(DATASET EXCERPTS begins)

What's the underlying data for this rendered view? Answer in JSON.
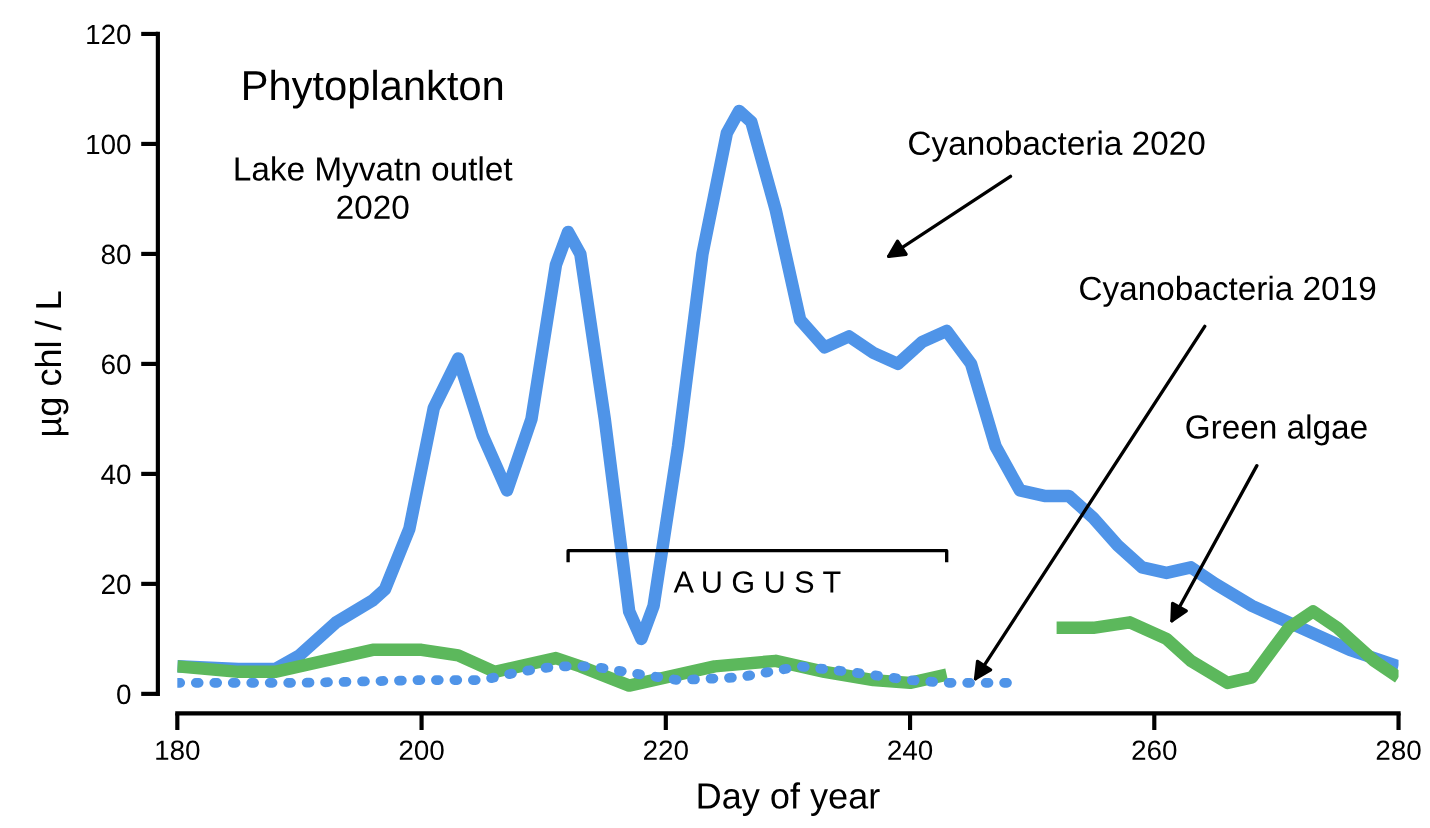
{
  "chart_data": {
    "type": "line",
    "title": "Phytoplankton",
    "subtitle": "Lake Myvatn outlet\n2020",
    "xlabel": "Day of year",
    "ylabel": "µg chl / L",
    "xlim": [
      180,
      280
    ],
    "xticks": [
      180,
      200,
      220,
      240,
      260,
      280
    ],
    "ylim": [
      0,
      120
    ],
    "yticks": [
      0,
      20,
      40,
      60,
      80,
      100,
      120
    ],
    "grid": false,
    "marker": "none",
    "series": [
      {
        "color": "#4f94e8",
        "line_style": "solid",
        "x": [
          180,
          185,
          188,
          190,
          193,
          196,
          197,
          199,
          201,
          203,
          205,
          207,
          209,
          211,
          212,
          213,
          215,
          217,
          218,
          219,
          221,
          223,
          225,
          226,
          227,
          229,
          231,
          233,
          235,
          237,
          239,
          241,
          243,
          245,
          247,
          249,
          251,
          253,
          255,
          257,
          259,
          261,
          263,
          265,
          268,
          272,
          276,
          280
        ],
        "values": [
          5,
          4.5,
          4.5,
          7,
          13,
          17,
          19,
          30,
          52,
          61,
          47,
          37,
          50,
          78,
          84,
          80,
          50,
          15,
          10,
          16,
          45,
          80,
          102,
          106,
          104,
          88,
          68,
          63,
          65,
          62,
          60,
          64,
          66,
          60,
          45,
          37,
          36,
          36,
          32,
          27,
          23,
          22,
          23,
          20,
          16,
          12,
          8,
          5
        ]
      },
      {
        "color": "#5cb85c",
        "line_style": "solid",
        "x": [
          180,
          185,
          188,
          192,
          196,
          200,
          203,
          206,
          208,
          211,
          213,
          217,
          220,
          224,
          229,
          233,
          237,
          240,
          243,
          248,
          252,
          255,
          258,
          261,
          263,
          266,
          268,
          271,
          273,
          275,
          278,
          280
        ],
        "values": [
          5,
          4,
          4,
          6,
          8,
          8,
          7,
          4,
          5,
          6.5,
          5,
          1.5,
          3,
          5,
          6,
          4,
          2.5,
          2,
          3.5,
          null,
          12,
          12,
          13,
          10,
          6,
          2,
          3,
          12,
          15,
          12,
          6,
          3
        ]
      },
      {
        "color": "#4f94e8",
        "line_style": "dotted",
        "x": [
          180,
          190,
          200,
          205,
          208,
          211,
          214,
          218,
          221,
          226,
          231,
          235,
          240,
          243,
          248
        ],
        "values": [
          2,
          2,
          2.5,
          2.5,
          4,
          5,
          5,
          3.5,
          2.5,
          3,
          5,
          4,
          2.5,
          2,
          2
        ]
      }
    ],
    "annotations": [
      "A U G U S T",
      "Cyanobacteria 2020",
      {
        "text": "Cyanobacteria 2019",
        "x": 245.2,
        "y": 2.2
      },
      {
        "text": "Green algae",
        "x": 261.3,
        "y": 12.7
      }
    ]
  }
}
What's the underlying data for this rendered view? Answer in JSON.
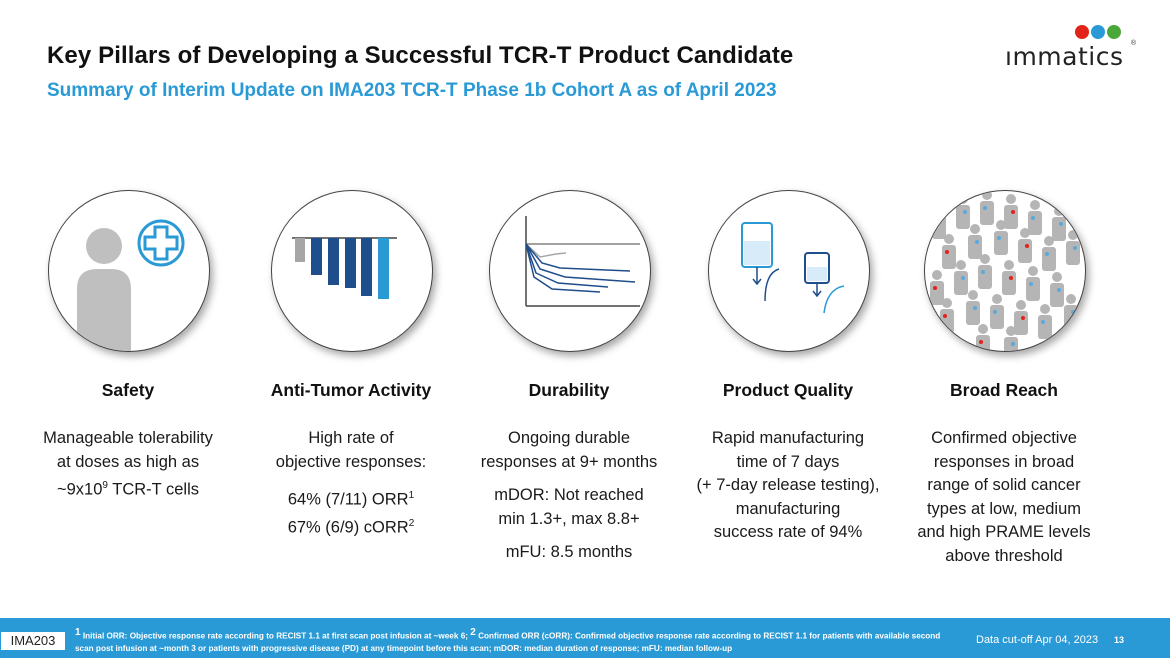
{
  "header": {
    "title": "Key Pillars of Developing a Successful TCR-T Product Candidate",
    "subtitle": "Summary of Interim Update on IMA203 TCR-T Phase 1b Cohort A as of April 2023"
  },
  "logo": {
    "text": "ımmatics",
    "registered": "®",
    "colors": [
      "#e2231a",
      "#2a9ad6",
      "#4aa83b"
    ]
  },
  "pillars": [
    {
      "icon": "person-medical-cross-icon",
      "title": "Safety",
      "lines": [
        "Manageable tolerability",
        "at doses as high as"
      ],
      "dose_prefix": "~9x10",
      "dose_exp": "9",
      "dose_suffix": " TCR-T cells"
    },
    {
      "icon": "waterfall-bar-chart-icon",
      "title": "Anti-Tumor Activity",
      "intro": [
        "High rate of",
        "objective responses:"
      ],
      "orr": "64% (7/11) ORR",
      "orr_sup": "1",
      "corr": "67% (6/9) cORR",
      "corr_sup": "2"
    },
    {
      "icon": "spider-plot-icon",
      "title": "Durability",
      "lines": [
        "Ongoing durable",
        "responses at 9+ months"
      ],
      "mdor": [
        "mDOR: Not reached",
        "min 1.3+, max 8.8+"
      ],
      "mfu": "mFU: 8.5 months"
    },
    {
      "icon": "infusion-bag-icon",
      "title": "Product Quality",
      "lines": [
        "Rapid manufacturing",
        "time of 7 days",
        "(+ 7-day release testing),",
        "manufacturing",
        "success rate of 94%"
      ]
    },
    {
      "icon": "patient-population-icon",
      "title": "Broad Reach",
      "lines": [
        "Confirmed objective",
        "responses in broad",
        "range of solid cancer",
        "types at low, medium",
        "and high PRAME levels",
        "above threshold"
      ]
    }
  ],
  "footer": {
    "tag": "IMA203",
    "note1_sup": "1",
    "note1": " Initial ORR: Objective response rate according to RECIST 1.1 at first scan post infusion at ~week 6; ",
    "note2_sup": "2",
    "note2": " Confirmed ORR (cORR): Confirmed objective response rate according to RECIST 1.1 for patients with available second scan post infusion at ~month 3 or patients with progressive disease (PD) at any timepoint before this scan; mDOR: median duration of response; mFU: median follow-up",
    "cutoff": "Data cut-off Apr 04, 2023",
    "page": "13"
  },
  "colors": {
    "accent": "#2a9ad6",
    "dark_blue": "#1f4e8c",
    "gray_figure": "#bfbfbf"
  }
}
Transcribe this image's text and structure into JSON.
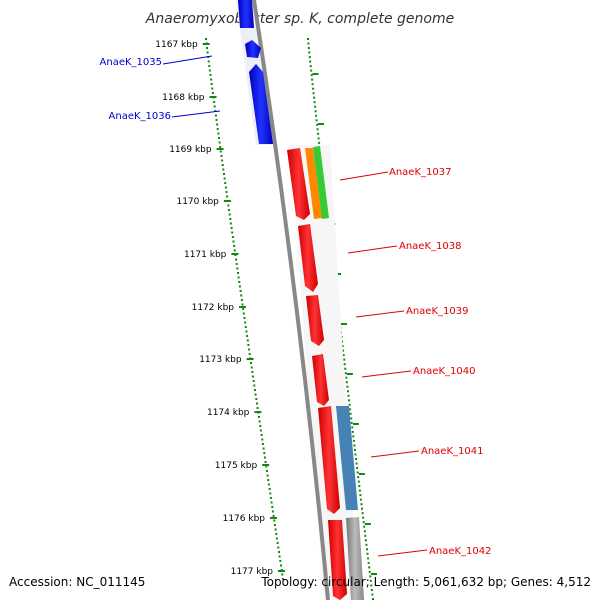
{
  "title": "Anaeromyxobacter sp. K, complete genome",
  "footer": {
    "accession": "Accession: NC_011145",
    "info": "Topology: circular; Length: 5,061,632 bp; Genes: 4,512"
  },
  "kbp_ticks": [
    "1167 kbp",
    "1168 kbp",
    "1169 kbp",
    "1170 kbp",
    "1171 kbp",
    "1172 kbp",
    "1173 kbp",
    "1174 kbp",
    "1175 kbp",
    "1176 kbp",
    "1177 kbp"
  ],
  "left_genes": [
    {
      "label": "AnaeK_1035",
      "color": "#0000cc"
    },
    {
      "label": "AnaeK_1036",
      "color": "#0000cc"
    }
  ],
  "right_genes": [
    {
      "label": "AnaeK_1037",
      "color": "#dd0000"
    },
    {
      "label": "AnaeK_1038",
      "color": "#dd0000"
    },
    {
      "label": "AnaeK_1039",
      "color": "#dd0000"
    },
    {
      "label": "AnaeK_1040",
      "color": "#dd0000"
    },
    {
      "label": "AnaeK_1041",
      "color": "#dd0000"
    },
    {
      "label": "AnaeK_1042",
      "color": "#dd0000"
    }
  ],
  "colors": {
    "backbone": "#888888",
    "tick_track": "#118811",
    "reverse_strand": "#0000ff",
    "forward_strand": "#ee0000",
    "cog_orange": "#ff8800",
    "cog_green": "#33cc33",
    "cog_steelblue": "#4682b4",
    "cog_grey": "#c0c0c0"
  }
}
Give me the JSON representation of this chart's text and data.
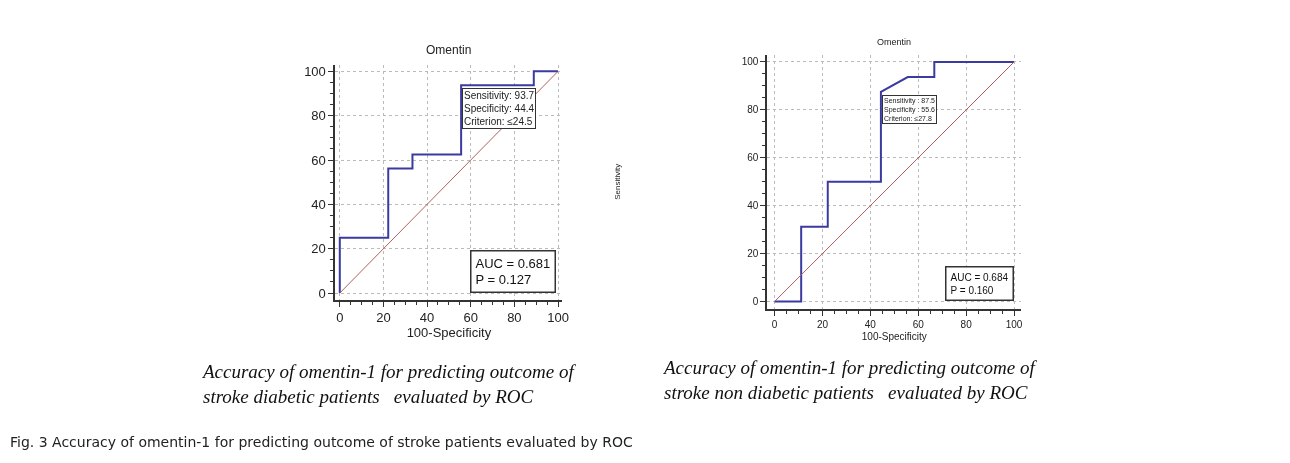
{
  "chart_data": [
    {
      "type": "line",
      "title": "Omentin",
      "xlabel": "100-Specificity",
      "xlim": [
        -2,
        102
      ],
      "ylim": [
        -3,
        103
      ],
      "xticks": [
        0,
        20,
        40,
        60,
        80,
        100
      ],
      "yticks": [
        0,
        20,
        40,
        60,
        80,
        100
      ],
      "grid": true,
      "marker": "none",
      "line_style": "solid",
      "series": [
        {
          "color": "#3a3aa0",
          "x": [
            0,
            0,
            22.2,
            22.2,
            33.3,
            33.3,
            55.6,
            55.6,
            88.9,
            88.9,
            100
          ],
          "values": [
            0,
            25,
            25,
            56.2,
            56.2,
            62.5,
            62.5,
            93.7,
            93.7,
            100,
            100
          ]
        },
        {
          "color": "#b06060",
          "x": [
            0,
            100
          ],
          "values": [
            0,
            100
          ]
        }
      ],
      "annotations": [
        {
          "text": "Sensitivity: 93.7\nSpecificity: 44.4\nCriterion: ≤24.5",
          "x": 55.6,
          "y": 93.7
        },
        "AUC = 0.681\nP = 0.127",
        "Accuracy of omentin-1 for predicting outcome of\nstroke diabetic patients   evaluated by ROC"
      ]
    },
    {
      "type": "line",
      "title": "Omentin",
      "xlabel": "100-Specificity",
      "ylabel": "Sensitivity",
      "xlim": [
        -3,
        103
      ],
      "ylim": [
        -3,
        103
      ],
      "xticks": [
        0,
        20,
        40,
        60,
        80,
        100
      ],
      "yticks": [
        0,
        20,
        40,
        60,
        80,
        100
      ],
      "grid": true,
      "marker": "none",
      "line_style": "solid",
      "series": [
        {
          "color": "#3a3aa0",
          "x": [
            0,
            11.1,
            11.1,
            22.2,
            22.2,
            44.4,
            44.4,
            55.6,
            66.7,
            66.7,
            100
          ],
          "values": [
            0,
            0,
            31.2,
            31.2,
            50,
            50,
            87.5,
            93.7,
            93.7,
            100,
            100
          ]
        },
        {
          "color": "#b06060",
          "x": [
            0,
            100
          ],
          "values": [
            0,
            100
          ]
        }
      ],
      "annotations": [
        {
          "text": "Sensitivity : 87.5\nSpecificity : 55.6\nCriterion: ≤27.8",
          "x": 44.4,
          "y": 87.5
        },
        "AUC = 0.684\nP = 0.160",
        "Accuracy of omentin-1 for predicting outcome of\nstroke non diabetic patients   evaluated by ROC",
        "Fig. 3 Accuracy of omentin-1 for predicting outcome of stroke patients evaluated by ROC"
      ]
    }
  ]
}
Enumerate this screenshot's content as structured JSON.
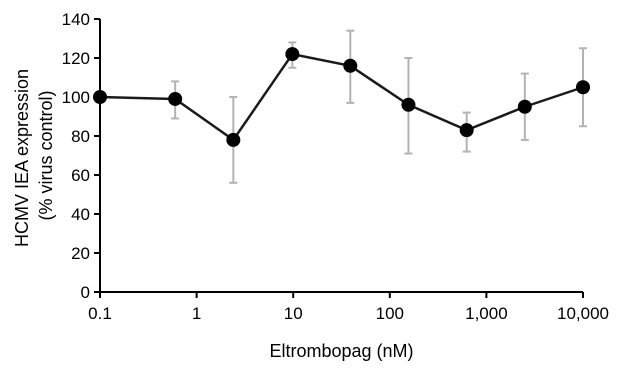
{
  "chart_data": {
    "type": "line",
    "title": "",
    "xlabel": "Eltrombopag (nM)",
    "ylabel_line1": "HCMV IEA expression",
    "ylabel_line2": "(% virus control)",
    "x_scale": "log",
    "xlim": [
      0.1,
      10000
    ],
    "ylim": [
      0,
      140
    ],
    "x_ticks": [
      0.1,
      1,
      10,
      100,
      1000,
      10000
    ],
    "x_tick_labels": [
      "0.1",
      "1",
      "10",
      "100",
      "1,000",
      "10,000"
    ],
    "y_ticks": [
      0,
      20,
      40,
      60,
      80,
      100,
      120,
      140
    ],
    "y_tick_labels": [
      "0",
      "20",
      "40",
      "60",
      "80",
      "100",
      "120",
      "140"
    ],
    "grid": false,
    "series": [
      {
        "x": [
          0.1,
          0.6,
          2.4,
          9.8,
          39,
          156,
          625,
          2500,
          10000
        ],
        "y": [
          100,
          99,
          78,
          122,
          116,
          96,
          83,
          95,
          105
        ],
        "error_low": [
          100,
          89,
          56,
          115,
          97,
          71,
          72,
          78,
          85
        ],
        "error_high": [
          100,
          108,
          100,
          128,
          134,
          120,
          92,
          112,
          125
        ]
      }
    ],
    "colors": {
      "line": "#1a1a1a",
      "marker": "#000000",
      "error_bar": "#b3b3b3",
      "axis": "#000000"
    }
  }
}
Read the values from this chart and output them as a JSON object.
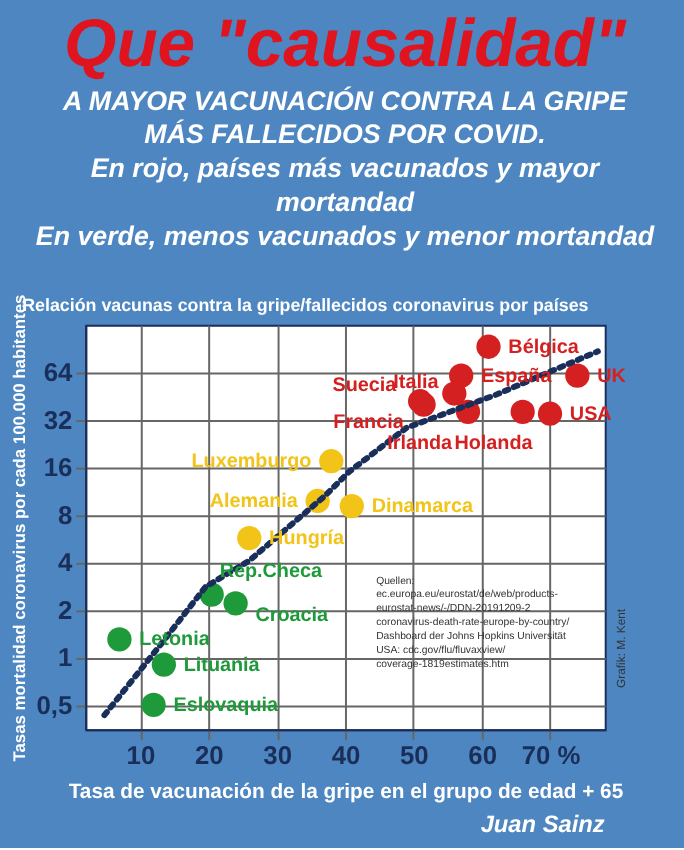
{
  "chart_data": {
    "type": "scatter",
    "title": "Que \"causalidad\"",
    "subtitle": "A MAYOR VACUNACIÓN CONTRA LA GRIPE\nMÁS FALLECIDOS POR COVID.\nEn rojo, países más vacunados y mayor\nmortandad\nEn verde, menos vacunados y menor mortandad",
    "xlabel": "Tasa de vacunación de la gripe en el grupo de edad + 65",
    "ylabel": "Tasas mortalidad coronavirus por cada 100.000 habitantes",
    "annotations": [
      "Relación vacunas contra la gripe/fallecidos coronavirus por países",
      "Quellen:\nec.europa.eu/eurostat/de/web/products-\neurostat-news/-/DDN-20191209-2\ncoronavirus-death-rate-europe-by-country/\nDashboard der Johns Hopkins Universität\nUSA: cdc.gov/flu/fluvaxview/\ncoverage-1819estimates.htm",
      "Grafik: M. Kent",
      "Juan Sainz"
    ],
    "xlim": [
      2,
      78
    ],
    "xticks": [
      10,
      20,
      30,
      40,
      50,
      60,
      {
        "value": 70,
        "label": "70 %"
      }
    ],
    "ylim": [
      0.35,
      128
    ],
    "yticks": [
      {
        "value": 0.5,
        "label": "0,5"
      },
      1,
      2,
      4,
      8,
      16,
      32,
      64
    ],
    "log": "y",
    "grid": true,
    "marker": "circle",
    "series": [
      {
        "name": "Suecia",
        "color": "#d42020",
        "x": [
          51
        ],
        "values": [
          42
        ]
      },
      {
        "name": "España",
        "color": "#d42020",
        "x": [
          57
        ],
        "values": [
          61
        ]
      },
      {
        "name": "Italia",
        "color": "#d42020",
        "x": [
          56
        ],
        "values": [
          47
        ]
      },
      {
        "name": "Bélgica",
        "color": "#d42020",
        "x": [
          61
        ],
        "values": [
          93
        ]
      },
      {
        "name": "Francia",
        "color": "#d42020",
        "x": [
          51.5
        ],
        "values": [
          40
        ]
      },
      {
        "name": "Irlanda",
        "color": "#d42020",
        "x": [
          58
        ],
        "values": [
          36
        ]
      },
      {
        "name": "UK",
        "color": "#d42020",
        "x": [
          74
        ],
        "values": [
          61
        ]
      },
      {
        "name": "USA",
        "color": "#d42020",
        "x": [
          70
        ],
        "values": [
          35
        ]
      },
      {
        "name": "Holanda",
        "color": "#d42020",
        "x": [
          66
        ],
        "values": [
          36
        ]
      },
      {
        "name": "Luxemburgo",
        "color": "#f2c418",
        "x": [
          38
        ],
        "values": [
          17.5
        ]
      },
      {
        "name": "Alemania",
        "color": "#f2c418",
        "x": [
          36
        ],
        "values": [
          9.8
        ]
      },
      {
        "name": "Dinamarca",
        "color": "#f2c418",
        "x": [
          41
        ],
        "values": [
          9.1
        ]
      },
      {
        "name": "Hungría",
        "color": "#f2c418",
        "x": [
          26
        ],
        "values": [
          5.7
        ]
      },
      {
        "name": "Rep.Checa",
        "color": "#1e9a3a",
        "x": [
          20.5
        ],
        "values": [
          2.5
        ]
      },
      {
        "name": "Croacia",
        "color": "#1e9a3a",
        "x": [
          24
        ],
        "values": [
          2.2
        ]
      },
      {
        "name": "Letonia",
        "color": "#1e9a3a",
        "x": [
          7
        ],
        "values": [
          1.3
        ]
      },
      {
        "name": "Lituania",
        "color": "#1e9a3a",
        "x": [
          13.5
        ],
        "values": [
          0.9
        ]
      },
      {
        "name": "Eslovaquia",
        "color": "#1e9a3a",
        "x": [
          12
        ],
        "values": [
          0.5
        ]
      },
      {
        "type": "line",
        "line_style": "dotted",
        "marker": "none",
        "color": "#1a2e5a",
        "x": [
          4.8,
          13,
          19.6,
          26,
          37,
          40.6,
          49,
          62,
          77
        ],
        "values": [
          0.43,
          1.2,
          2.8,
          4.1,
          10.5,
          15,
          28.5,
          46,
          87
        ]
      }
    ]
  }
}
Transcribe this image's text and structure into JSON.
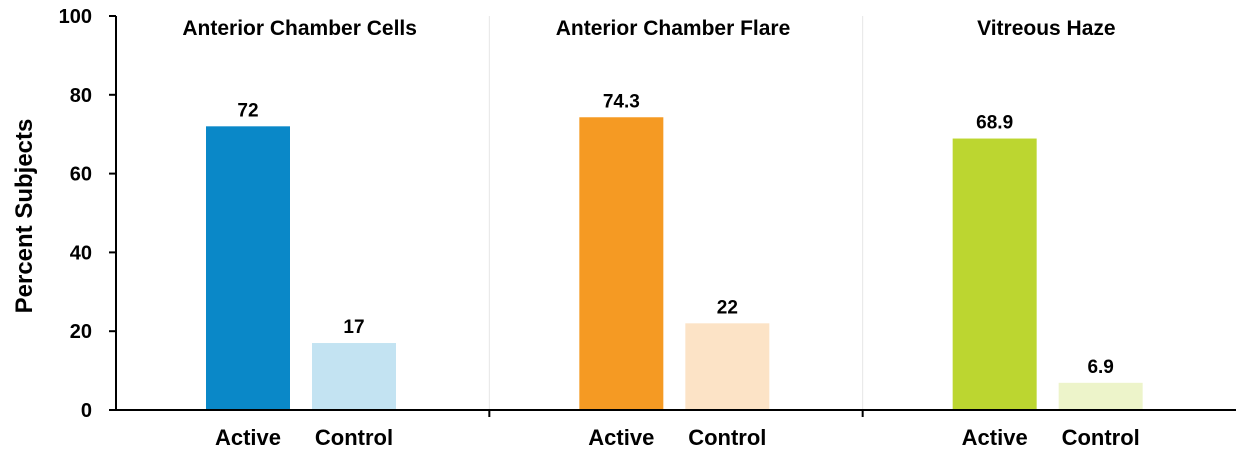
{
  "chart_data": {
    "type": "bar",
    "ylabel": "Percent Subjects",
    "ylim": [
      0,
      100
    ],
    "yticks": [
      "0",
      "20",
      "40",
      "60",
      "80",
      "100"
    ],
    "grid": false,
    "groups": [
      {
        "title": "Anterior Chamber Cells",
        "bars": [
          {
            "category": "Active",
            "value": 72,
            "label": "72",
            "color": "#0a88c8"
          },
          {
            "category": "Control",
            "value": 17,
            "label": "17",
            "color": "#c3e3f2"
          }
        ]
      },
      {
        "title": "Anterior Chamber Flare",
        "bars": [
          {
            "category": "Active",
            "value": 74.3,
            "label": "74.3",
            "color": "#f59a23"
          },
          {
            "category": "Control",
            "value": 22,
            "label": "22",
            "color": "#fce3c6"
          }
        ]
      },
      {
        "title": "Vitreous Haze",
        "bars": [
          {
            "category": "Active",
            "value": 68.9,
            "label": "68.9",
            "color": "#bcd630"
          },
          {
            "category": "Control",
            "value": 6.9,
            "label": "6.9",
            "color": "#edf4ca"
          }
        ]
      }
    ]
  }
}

(DATASET EXCERPTS ends)

▶ **ASSIGNMENT**: Only a number is wanted here: how many lines of the data hold the string "Confirmed".

▶ **RESPONSE AREA**: 2